• Information supplied:
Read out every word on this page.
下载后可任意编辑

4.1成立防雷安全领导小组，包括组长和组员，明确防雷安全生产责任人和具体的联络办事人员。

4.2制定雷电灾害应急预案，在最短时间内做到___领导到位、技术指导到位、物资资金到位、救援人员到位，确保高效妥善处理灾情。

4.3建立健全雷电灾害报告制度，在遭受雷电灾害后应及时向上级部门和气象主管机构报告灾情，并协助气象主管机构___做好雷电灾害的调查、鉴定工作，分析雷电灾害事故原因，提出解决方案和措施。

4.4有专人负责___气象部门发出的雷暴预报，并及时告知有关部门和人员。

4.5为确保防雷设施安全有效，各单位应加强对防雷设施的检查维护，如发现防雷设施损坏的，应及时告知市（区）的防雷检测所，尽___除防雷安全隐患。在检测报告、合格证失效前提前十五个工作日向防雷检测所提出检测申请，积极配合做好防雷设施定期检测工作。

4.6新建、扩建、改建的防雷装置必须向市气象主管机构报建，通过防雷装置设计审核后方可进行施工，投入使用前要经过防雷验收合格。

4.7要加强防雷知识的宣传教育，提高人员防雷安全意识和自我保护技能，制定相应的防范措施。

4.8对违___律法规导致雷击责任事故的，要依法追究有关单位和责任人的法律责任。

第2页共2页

• What to produce:
Quote all of the entries exactly as they appear.

• Final result:
Read out every word on this page.
下载后可任意编辑

4.1成立防雷安全领导小组，包括组长和组员，明确防雷安全生产责任人和具体的联络办事人员。

4.2制定雷电灾害应急预案，在最短时间内做到___领导到位、技术指导到位、物资资金到位、救援人员到位，确保高效妥善处理灾情。

4.3建立健全雷电灾害报告制度，在遭受雷电灾害后应及时向上级部门和气象主管机构报告灾情，并协助气象主管机构___做好雷电灾害的调查、鉴定工作，分析雷电灾害事故原因，提出解决方案和措施。

4.4有专人负责___气象部门发出的雷暴预报，并及时告知有关部门和人员。

4.5为确保防雷设施安全有效，各单位应加强对防雷设施的检查维护，如发现防雷设施损坏的，应及时告知市（区）的防雷检测所，尽___除防雷安全隐患。在检测报告、合格证失效前提前十五个工作日向防雷检测所提出检测申请，积极配合做好防雷设施定期检测工作。

4.6新建、扩建、改建的防雷装置必须向市气象主管机构报建，通过防雷装置设计审核后方可进行施工，投入使用前要经过防雷验收合格。

4.7要加强防雷知识的宣传教育，提高人员防雷安全意识和自我保护技能，制定相应的防范措施。

4.8对违___律法规导致雷击责任事故的，要依法追究有关单位和责任人的法律责任。

第2页共2页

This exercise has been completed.